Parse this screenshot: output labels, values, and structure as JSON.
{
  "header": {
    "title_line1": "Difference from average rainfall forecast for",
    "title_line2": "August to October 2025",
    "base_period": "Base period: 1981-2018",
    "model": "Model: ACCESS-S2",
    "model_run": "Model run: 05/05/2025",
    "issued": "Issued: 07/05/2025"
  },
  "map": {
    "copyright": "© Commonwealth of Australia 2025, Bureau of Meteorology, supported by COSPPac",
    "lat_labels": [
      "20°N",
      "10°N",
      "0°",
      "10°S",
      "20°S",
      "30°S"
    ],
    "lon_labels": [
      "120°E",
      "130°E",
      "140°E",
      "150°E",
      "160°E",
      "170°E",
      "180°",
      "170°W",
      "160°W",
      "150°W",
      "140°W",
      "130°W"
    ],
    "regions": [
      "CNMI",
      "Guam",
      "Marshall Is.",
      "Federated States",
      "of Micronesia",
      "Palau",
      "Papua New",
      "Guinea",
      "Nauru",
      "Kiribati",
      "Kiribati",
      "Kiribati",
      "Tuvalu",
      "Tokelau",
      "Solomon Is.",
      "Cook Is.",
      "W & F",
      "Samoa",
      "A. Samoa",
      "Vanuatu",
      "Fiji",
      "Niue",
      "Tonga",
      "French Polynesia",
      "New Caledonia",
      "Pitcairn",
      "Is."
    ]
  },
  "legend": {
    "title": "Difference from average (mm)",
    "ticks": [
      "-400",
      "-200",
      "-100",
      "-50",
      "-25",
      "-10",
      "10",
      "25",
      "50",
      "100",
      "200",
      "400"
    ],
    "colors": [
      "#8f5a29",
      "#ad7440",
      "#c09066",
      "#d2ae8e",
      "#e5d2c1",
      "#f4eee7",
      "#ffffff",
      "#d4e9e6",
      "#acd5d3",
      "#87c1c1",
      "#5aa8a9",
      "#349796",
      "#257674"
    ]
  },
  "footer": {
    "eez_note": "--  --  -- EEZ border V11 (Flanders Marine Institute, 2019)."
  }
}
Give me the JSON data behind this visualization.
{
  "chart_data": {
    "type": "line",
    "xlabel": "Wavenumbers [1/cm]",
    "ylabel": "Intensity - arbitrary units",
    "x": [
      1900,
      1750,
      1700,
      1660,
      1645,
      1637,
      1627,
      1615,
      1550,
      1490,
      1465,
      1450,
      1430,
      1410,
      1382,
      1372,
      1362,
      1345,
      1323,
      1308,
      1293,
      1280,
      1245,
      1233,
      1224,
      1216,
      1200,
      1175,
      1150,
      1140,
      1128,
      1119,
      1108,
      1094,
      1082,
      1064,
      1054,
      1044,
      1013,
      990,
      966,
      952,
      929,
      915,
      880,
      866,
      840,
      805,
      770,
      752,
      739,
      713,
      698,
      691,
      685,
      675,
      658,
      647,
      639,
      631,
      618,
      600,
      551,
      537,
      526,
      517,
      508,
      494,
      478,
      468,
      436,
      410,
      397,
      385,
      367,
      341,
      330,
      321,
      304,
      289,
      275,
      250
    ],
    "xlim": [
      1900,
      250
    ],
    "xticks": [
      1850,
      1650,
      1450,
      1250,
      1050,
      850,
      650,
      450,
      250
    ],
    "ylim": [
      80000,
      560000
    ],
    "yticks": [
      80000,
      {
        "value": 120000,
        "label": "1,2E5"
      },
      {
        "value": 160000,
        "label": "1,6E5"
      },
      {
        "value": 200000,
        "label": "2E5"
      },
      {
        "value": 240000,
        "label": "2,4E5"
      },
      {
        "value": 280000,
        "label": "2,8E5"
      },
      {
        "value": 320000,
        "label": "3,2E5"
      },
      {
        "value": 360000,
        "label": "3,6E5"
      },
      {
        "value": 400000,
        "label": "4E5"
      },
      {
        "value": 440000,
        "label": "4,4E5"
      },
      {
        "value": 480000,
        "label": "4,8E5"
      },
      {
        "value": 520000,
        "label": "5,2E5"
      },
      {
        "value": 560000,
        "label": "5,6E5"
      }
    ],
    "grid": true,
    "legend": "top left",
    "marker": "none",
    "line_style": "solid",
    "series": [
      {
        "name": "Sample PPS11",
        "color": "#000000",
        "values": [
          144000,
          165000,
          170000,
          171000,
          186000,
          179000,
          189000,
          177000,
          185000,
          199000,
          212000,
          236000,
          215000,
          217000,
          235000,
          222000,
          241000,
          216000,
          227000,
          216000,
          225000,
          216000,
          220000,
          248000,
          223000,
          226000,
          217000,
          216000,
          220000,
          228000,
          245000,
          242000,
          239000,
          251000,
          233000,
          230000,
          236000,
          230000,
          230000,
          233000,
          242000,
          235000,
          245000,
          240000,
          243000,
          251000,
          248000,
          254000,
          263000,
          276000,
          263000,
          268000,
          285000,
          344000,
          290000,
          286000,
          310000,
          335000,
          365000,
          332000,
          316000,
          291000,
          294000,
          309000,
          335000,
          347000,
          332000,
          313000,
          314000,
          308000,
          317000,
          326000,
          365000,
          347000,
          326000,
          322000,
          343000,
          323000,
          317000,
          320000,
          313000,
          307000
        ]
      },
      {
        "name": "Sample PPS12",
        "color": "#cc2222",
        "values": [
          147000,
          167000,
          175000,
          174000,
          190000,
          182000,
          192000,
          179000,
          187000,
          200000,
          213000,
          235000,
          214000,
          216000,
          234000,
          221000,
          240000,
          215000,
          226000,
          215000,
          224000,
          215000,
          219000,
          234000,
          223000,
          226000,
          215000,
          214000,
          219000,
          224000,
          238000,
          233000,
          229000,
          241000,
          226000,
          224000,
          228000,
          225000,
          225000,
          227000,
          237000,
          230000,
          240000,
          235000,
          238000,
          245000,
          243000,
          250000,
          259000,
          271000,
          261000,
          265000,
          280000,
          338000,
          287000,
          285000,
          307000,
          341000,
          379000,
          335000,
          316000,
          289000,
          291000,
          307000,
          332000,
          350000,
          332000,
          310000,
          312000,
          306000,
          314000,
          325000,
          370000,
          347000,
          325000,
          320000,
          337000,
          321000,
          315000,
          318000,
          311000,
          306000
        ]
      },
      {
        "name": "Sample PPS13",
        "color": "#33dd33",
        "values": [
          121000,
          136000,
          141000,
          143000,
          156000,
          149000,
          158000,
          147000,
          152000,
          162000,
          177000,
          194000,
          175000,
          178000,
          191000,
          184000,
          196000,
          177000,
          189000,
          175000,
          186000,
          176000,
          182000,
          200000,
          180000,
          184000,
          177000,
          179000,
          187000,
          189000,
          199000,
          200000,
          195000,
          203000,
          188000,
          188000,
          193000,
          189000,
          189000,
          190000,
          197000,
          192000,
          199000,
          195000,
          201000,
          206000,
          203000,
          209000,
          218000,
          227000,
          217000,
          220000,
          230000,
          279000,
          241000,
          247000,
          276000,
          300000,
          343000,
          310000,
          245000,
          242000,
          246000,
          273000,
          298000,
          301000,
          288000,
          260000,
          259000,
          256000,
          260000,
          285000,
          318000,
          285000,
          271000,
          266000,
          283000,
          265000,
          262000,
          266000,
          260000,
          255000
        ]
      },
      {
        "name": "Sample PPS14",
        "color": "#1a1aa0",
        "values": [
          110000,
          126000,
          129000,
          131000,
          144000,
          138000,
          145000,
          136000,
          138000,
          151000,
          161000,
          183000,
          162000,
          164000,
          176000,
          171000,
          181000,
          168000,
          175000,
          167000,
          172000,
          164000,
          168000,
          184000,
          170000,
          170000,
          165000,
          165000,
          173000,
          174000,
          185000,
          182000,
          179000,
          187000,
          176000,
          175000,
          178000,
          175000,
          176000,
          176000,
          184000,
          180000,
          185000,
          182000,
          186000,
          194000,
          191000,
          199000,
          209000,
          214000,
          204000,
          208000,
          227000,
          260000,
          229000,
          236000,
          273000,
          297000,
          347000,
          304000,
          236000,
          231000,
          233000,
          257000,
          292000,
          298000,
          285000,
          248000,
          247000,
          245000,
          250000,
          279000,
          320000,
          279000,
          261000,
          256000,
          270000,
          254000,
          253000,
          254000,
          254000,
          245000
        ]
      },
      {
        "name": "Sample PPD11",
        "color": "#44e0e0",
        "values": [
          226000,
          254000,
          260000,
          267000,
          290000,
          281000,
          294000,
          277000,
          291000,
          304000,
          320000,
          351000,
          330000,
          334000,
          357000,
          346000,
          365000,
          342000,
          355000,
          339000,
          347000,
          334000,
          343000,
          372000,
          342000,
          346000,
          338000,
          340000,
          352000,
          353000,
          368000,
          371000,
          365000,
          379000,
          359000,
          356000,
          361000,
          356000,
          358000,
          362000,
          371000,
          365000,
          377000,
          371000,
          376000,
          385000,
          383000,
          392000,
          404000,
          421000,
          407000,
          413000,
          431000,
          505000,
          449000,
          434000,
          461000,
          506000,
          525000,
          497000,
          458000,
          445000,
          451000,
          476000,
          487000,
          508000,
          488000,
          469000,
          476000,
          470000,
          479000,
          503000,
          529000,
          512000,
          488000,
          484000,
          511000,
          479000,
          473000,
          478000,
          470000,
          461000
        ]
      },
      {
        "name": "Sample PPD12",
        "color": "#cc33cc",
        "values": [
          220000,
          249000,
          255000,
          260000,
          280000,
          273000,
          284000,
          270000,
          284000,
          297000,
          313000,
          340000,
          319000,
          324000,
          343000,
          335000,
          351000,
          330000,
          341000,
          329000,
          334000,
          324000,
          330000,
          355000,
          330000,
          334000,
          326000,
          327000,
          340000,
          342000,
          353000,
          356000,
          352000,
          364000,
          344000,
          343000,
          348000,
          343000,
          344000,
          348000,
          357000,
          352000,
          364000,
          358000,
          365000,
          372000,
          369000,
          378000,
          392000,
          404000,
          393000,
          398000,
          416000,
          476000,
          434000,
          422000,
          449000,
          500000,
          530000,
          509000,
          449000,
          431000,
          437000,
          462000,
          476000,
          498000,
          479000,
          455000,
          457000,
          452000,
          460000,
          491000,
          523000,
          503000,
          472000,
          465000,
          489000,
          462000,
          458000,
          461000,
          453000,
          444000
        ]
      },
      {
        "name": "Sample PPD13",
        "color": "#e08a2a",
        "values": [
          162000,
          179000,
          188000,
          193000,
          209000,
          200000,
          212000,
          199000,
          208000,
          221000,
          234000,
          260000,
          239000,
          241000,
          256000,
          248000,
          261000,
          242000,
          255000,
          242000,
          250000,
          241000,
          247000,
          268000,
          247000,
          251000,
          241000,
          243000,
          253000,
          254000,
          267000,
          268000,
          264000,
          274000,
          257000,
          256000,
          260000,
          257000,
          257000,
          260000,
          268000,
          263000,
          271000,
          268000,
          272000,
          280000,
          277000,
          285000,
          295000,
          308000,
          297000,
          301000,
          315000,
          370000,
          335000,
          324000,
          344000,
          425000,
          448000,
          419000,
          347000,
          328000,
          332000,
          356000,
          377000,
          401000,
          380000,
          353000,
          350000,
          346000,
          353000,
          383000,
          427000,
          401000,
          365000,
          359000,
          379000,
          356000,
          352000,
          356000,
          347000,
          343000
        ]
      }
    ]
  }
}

════

List all lines where "JSON" occurs.

Parse this screenshot: output labels, values, and structure as JSON.
Give me the JSON data behind this visualization.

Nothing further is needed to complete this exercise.